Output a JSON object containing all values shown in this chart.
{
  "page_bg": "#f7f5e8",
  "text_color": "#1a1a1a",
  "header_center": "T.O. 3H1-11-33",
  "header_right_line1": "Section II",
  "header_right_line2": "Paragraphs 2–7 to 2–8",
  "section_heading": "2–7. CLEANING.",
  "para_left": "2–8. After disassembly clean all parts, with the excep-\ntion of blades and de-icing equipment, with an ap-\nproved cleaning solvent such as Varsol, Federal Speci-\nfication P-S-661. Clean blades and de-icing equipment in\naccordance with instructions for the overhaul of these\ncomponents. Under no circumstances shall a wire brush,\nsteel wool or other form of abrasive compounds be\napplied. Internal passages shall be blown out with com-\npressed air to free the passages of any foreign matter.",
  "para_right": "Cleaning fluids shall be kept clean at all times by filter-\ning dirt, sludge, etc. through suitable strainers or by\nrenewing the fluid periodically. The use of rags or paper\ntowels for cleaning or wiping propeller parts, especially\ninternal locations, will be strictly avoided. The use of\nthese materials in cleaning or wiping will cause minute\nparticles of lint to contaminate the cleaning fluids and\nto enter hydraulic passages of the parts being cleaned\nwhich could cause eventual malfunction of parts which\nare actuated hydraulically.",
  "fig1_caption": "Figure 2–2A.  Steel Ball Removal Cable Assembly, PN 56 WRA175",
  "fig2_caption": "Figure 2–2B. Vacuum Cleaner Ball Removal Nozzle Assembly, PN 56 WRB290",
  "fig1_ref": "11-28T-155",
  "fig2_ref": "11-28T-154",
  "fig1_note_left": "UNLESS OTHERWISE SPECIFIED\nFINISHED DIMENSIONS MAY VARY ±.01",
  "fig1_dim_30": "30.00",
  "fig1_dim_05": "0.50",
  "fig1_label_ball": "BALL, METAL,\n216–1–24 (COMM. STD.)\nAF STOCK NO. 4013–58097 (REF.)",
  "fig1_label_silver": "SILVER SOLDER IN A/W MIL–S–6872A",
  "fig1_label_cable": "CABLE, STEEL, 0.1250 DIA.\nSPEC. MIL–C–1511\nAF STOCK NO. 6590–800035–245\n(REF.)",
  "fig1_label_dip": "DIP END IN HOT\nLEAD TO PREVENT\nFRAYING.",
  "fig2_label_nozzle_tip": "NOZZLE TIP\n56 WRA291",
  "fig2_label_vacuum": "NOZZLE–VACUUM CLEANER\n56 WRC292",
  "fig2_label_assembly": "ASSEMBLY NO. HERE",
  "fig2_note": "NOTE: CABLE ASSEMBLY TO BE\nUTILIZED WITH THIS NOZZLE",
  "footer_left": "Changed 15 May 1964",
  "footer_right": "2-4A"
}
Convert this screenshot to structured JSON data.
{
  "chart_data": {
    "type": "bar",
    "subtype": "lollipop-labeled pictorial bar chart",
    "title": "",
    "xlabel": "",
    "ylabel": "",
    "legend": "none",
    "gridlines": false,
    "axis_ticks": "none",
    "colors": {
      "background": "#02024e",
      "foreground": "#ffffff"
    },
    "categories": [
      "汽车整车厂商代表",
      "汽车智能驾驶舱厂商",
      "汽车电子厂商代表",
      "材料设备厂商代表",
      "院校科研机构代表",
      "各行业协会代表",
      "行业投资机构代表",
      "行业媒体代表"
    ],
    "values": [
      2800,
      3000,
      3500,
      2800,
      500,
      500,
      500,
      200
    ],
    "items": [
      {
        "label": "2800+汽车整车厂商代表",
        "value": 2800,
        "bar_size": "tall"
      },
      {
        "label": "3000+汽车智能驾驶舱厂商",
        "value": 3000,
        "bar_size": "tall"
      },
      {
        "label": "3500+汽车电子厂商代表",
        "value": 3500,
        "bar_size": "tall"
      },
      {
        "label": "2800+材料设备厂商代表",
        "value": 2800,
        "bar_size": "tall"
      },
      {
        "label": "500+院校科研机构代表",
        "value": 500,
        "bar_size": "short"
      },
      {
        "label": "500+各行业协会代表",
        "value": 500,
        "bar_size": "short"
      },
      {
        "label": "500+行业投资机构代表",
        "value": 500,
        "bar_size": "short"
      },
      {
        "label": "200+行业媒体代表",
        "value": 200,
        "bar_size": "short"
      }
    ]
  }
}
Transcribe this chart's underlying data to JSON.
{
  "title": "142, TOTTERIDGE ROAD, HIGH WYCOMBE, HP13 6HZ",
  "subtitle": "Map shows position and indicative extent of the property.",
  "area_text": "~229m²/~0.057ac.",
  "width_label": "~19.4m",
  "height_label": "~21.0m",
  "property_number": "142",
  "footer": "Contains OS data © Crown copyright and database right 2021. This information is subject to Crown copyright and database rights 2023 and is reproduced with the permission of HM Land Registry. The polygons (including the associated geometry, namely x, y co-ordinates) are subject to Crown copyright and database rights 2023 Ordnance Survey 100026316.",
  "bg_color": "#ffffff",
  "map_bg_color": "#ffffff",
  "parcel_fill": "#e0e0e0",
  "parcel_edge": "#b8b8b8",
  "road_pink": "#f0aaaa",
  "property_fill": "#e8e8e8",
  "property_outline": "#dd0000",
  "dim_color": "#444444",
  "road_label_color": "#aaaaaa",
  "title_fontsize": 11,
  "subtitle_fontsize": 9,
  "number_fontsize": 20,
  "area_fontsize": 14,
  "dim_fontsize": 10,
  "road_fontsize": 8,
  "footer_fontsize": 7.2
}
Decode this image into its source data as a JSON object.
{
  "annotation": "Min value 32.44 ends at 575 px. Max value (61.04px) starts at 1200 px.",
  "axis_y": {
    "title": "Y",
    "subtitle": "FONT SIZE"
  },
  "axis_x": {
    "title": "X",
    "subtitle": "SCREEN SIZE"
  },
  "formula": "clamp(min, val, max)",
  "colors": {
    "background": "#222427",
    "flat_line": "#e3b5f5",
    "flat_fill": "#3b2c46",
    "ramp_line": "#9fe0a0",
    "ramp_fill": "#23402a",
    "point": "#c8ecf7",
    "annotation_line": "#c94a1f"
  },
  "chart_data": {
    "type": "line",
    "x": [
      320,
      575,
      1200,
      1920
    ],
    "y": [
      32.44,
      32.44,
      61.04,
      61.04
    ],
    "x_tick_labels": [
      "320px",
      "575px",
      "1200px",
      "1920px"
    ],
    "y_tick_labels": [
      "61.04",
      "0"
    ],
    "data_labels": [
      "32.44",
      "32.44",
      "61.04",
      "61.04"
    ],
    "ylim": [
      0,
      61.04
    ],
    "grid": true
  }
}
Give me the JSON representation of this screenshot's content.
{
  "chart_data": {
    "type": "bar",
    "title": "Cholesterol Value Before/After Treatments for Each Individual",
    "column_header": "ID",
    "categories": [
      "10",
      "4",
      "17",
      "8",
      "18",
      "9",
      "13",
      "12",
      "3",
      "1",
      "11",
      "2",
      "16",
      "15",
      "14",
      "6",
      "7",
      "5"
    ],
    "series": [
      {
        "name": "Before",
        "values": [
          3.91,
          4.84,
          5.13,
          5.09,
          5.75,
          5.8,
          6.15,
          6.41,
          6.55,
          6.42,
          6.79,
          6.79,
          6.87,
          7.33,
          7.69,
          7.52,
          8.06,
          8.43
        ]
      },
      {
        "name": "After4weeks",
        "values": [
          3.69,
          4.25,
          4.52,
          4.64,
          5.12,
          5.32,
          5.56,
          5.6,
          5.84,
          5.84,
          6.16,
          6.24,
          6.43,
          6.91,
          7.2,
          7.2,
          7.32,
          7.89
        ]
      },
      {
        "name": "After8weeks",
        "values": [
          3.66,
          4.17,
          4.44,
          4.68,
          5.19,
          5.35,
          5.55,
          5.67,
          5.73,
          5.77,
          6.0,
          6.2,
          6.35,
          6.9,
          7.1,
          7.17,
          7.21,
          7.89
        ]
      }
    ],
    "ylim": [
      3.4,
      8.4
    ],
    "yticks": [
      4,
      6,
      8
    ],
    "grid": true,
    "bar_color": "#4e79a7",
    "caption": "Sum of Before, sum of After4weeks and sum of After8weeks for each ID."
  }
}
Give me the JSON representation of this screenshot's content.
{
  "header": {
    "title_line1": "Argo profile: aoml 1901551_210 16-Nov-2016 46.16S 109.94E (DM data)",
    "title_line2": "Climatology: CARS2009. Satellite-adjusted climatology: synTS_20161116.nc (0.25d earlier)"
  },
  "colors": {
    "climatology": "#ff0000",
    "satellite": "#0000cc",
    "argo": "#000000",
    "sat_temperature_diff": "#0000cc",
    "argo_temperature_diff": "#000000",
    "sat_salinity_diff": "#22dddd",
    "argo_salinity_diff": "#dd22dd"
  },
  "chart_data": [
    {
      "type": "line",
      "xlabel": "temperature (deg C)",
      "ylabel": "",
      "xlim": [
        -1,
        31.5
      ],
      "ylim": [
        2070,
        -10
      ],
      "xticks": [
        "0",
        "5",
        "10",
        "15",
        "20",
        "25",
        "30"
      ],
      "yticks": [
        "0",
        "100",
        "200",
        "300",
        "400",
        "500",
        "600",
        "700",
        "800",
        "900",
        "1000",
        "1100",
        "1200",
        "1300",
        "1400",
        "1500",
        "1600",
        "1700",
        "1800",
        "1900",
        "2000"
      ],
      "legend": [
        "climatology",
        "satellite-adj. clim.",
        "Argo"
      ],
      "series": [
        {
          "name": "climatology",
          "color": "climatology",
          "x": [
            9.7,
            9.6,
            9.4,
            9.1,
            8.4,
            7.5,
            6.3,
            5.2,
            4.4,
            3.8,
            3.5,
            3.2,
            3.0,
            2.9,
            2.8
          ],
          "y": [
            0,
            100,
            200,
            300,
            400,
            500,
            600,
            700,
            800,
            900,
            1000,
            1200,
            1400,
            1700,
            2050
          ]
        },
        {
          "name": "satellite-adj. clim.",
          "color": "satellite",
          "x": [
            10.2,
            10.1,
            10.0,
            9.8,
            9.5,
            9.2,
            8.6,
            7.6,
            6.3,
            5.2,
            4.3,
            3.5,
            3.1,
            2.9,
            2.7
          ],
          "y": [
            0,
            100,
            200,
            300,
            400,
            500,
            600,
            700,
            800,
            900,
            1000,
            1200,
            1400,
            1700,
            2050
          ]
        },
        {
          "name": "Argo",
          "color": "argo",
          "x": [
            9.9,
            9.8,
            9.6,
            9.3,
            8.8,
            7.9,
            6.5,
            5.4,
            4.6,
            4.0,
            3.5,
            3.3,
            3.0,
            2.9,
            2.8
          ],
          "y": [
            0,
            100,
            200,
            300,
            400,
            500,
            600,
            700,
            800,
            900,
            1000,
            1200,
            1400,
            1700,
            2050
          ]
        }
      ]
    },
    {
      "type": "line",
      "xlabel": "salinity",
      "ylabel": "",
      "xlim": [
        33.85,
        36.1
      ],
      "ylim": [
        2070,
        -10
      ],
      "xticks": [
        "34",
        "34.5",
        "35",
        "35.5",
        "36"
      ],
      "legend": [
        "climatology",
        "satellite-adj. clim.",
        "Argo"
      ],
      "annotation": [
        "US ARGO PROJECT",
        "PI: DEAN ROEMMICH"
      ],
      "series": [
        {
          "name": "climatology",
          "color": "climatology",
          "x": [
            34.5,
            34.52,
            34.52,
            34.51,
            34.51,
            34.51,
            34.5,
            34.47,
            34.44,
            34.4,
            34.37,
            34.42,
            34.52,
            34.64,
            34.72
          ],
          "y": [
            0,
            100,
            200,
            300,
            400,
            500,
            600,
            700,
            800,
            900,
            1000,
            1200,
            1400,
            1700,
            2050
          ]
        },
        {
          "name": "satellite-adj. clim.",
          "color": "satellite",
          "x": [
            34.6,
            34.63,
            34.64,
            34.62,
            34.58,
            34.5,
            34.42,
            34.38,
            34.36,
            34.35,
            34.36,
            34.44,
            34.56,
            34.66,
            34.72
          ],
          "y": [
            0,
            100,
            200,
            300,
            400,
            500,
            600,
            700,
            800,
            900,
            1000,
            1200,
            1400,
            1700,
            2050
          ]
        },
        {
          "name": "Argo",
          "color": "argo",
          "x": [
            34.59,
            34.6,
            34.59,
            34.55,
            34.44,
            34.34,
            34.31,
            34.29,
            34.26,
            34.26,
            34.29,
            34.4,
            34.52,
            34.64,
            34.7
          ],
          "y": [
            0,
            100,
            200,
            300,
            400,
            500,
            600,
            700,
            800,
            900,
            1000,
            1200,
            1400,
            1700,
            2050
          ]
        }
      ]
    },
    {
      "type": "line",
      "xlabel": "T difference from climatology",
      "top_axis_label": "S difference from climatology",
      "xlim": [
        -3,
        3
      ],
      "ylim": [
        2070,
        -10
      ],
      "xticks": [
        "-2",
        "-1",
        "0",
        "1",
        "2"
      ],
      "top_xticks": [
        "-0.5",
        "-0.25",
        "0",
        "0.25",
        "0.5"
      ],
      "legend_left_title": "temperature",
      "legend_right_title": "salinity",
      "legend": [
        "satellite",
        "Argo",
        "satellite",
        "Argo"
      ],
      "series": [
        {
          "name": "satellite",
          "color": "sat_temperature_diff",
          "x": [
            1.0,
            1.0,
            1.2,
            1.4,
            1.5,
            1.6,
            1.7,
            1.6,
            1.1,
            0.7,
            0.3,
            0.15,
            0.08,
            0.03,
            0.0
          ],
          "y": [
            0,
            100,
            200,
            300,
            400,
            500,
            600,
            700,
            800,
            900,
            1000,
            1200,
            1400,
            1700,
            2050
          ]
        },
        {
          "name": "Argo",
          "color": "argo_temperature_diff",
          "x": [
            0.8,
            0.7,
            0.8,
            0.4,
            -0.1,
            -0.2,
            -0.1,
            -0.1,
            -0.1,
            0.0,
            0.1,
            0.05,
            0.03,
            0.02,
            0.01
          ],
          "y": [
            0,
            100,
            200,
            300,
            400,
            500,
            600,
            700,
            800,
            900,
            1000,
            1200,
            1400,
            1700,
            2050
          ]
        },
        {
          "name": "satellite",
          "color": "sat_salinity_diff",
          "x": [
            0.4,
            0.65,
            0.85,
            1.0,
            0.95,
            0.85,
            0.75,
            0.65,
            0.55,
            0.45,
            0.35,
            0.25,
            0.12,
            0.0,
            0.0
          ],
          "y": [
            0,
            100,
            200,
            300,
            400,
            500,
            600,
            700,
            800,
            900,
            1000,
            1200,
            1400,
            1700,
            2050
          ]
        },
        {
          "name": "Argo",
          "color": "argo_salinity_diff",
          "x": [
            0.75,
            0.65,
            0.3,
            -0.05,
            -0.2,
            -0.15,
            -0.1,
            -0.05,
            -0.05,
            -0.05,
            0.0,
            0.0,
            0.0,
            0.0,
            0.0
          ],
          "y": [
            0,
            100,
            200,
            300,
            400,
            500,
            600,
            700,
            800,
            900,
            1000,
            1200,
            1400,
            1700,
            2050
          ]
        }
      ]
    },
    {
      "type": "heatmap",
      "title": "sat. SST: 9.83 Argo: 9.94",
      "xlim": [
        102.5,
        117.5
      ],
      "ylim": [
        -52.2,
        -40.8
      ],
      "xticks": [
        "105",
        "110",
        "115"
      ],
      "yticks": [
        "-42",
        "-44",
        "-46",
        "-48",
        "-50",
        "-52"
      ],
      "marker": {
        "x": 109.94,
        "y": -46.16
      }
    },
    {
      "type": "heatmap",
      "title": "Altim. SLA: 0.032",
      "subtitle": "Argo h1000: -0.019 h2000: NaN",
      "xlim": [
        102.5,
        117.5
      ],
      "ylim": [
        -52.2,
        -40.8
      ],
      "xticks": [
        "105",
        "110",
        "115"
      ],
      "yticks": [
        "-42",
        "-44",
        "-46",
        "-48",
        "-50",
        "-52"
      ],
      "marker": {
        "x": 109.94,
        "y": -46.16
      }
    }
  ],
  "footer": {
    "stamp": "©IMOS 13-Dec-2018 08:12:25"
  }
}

▶ **Problem statement**
From the listing, tally every line with the word "STOCK" in it and give only the tally.

▶ **Response**
2